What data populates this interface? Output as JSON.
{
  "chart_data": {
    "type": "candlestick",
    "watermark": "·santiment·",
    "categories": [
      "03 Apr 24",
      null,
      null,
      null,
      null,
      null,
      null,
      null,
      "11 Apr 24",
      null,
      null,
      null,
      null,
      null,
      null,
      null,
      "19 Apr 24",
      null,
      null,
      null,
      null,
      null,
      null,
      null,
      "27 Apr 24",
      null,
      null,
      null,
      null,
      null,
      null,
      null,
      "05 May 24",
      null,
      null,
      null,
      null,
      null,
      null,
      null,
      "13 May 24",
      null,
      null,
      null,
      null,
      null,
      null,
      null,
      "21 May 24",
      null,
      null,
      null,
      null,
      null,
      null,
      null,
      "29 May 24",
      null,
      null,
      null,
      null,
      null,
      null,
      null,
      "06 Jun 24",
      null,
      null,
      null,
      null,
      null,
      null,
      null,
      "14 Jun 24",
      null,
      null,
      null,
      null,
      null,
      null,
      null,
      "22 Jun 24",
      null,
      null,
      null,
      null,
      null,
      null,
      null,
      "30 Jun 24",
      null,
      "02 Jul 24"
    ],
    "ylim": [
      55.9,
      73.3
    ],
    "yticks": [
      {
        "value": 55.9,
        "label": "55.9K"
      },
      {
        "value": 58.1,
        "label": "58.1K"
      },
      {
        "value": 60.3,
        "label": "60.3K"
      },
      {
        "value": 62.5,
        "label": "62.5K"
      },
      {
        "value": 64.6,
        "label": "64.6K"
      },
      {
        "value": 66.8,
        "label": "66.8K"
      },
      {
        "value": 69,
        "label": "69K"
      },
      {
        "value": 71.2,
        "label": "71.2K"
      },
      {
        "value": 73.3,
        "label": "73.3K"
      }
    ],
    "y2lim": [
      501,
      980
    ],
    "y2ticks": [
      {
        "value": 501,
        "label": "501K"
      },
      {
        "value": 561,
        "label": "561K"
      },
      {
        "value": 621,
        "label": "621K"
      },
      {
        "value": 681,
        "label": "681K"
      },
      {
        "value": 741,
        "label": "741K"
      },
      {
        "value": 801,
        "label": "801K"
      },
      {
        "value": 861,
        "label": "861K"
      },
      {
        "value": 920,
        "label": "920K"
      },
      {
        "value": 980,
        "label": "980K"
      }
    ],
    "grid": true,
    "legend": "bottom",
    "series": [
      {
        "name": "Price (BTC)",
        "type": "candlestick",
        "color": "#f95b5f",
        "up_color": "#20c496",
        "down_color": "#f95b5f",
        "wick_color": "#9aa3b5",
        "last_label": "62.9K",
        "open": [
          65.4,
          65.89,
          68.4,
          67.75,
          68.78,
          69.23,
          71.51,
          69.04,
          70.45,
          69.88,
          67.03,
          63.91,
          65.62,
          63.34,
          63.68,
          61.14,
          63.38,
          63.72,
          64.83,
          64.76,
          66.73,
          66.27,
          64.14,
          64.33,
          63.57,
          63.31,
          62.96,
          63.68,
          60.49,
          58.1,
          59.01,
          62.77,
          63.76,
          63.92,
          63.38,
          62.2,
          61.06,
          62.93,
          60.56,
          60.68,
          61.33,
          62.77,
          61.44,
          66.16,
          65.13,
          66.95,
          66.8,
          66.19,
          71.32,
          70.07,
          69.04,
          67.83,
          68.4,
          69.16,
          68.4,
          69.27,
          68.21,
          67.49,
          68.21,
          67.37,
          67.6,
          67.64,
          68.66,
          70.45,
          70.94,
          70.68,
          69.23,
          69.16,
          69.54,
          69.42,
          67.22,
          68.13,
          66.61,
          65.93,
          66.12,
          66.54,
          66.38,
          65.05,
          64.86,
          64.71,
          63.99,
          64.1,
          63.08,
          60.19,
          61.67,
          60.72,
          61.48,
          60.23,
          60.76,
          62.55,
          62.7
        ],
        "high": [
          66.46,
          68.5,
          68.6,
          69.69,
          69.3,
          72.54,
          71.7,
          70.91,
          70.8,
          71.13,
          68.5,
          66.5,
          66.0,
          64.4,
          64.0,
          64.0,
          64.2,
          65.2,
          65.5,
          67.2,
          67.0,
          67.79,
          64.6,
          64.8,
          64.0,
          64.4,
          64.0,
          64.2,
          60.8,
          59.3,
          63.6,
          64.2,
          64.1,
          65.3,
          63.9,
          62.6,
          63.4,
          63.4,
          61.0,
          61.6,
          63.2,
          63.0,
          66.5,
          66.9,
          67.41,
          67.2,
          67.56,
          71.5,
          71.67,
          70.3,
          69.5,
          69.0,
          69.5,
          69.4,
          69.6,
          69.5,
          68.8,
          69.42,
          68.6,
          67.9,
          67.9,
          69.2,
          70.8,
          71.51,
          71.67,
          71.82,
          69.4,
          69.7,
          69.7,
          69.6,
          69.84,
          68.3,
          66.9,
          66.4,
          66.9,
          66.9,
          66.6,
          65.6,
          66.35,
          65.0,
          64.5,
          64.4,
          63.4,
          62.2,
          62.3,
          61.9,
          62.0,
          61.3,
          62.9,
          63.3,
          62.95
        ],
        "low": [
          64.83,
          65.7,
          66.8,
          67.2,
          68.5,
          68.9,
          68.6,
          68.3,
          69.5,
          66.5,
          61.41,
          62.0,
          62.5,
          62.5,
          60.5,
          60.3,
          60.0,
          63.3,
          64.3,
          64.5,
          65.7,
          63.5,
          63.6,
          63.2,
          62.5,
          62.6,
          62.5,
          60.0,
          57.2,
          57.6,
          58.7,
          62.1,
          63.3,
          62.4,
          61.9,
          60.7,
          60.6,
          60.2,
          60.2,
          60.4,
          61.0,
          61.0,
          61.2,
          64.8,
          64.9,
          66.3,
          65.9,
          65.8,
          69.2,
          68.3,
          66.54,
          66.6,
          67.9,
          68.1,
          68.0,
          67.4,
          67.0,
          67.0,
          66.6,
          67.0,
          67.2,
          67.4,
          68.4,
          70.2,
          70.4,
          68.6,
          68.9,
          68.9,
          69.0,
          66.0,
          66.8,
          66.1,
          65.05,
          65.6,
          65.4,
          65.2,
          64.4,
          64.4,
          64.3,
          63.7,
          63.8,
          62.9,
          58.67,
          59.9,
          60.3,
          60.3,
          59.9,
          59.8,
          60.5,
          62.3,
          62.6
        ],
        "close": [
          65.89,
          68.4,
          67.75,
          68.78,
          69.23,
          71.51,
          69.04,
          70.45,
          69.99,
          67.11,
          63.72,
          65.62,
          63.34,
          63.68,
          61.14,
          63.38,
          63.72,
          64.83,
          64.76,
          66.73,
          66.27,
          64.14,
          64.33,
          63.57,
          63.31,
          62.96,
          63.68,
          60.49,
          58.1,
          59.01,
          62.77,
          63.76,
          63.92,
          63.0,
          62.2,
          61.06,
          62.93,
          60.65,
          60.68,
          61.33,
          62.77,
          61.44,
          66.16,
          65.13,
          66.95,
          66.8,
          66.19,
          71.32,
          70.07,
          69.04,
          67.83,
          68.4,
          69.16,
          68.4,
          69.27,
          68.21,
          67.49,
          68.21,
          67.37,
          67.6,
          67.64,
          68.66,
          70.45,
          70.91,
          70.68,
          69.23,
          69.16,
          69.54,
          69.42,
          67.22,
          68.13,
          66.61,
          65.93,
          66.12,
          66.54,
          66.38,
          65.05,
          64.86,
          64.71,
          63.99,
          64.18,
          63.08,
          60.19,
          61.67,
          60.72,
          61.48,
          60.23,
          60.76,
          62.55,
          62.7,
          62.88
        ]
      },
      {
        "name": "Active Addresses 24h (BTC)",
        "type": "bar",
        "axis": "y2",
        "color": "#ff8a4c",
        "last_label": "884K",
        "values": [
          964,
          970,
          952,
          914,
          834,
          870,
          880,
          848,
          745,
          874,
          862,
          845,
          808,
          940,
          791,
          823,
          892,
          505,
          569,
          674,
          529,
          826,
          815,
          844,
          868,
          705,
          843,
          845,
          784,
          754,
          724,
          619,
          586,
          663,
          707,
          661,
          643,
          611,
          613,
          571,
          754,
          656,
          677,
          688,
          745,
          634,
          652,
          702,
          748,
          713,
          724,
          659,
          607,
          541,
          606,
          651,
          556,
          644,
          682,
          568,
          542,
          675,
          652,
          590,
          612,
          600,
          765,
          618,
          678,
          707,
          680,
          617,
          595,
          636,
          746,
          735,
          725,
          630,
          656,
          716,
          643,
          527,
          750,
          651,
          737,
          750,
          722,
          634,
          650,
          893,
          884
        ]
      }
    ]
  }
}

EXERCISE AIM:
Check each line of the records above for "name", and copy those that have it.

RESULT FOR THIS TASK:
        "name": "Price (BTC)",
        "name": "Active Addresses 24h (BTC)",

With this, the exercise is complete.